WHAT IS EXPECTED: Copy every line of the listing that holds the string "icon".

INPUT ROWS:
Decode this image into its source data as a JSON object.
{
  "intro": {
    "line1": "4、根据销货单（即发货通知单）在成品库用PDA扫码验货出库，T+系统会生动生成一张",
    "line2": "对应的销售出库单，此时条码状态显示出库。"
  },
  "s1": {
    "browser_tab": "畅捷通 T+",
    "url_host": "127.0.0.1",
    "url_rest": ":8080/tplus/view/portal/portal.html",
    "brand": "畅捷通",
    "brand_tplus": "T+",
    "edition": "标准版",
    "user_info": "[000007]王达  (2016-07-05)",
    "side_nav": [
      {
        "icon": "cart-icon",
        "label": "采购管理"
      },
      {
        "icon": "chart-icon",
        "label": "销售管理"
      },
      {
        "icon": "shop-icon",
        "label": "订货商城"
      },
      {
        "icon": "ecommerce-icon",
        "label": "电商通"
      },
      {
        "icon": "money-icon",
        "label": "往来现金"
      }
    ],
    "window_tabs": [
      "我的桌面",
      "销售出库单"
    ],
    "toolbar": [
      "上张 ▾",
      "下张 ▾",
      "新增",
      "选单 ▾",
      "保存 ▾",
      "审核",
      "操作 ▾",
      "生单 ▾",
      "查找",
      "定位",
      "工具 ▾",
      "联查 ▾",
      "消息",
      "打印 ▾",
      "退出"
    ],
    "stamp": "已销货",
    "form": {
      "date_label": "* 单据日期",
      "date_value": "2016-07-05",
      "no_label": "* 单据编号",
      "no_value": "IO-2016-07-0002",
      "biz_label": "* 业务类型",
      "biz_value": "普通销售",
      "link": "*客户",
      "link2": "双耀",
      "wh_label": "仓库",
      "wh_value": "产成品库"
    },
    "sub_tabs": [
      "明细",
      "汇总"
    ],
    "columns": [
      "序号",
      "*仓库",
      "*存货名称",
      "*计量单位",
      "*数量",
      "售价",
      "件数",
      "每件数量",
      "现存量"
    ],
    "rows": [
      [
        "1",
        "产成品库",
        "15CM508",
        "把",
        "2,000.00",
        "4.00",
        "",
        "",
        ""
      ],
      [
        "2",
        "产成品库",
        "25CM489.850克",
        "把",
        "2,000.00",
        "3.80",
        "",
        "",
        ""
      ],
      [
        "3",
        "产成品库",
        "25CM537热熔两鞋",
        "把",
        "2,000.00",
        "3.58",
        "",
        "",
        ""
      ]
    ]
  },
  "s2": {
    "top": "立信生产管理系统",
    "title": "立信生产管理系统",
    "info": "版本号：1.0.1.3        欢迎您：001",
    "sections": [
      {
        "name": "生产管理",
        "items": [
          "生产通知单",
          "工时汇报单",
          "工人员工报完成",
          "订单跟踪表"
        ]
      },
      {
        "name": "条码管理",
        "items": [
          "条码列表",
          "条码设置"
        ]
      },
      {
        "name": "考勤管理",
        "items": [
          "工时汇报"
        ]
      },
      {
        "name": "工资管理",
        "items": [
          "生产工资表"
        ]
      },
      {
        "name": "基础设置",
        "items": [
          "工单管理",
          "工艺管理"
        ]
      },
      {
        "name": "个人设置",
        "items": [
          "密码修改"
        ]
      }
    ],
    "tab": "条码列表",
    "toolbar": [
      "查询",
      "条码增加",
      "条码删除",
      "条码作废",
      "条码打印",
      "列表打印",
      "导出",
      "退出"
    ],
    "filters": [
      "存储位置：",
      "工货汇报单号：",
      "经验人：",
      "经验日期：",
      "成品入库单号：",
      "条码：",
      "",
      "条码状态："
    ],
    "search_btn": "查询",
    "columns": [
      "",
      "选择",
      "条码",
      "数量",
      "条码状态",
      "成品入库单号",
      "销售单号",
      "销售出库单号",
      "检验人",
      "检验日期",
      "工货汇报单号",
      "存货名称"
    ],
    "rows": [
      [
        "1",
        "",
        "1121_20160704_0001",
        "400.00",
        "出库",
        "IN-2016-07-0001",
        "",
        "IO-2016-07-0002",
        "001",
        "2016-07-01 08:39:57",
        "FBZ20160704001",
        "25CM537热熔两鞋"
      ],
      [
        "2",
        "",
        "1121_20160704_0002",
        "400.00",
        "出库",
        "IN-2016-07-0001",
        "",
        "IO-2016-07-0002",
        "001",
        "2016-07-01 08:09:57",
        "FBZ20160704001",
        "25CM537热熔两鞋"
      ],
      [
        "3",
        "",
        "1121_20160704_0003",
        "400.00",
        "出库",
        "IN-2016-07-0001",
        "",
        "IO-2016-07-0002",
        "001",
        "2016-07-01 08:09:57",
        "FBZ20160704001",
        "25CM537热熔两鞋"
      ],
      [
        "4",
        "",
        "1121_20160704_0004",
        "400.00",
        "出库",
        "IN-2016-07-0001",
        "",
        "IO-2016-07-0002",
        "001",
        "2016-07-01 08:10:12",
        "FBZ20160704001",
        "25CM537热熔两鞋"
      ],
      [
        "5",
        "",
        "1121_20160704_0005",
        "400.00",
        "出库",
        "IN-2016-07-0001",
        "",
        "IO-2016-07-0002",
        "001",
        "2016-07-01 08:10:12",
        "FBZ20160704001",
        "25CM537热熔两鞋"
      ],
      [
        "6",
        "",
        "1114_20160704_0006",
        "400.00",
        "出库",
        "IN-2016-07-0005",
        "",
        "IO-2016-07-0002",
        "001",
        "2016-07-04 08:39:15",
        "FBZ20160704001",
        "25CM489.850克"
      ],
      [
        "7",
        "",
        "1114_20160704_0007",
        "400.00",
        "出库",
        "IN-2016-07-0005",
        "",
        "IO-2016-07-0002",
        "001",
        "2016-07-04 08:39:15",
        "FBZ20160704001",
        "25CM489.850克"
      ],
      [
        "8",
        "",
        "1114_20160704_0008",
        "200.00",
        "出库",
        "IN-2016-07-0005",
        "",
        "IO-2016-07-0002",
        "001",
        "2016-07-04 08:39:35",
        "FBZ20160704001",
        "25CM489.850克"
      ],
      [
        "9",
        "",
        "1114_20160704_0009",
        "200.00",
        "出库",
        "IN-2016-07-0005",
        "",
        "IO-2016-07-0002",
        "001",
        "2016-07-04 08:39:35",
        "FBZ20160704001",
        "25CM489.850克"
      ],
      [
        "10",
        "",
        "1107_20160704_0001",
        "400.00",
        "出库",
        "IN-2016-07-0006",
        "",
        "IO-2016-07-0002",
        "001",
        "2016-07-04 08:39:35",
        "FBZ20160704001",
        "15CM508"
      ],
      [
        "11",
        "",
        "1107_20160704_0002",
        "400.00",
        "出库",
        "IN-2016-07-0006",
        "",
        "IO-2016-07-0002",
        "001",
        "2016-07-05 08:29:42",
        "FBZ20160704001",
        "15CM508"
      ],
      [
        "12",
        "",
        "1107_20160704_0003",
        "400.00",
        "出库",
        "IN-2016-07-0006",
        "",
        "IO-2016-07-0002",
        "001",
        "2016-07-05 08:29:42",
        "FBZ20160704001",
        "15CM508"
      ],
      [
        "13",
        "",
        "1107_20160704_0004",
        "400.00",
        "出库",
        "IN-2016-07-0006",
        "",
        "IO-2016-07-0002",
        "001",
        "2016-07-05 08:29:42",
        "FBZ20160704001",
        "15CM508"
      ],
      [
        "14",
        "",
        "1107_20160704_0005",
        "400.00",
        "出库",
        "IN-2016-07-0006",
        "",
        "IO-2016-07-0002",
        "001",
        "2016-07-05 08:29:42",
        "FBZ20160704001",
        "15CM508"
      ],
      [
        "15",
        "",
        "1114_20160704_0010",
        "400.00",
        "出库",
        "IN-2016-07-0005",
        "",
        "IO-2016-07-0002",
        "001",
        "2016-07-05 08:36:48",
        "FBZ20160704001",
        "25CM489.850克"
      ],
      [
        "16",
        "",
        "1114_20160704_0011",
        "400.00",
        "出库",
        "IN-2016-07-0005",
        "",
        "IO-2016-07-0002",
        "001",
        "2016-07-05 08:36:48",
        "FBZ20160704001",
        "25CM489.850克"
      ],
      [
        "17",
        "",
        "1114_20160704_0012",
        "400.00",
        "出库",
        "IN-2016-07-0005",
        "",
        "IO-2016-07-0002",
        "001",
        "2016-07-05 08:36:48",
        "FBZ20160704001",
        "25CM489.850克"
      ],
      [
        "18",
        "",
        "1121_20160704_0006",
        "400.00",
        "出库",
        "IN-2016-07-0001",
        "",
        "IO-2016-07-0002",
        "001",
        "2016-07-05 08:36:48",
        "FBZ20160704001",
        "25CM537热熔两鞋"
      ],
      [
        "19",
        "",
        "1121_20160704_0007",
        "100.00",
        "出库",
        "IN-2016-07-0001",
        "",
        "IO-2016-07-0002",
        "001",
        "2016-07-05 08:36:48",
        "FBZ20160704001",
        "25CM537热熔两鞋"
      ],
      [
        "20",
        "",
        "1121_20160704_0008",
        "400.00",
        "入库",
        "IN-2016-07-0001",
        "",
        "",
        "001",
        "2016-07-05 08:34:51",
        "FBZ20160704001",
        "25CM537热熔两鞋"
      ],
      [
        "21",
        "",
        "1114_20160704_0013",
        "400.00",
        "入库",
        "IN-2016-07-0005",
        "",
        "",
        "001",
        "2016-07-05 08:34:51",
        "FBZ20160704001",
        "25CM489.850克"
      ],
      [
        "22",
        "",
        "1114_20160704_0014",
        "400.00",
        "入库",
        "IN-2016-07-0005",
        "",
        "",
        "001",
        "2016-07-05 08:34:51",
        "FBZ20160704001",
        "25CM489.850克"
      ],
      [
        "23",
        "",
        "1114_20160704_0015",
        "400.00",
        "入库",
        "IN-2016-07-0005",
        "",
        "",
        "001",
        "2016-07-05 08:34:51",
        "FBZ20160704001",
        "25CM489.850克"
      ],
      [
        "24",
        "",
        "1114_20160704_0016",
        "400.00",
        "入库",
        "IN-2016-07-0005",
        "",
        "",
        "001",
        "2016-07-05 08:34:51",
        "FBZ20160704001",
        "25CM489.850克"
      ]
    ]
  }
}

RESPONSE TO THE EXERCISE:
        "icon": "cart-icon",
        "icon": "chart-icon",
        "icon": "shop-icon",
        "icon": "ecommerce-icon",
        "icon": "money-icon",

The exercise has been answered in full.